**GIVEN ENTRIES**
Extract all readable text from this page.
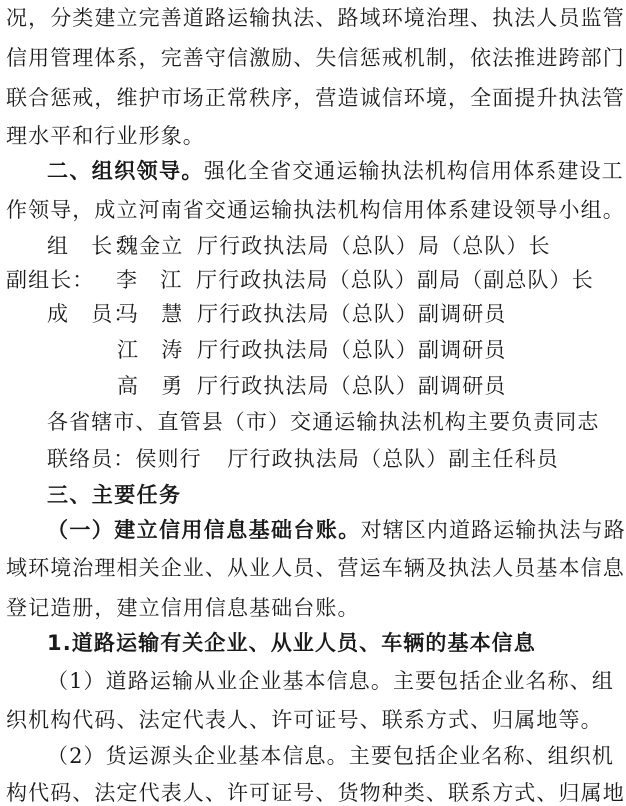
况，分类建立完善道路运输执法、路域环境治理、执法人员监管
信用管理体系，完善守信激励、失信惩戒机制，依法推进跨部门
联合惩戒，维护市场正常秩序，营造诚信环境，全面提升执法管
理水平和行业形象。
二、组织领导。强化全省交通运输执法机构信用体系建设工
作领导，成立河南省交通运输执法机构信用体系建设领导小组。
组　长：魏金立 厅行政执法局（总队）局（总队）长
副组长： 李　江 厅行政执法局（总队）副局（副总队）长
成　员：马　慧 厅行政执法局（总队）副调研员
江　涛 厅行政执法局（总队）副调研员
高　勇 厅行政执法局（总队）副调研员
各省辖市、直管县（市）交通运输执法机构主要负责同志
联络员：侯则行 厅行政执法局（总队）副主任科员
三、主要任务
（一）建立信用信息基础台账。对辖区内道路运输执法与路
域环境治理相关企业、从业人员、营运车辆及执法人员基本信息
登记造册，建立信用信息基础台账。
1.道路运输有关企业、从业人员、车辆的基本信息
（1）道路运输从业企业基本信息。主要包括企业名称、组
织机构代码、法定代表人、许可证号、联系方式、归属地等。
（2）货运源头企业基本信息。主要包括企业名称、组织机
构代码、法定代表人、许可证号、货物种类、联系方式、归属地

**WHAT YOU WILL DO**
Restate every record exactly, please; do not copy the pictures.

**SOLUTION FOR THIS EXERCISE**
Extract all readable text from this page.
况，分类建立完善道路运输执法、路域环境治理、执法人员监管
信用管理体系，完善守信激励、失信惩戒机制，依法推进跨部门
联合惩戒，维护市场正常秩序，营造诚信环境，全面提升执法管
理水平和行业形象。
二、组织领导。强化全省交通运输执法机构信用体系建设工
作领导，成立河南省交通运输执法机构信用体系建设领导小组。
组　长：魏金立 厅行政执法局（总队）局（总队）长
副组长： 李　江 厅行政执法局（总队）副局（副总队）长
成　员：马　慧 厅行政执法局（总队）副调研员
江　涛 厅行政执法局（总队）副调研员
高　勇 厅行政执法局（总队）副调研员
各省辖市、直管县（市）交通运输执法机构主要负责同志
联络员：侯则行 厅行政执法局（总队）副主任科员
三、主要任务
（一）建立信用信息基础台账。对辖区内道路运输执法与路
域环境治理相关企业、从业人员、营运车辆及执法人员基本信息
登记造册，建立信用信息基础台账。
1.道路运输有关企业、从业人员、车辆的基本信息
（1）道路运输从业企业基本信息。主要包括企业名称、组
织机构代码、法定代表人、许可证号、联系方式、归属地等。
（2）货运源头企业基本信息。主要包括企业名称、组织机
构代码、法定代表人、许可证号、货物种类、联系方式、归属地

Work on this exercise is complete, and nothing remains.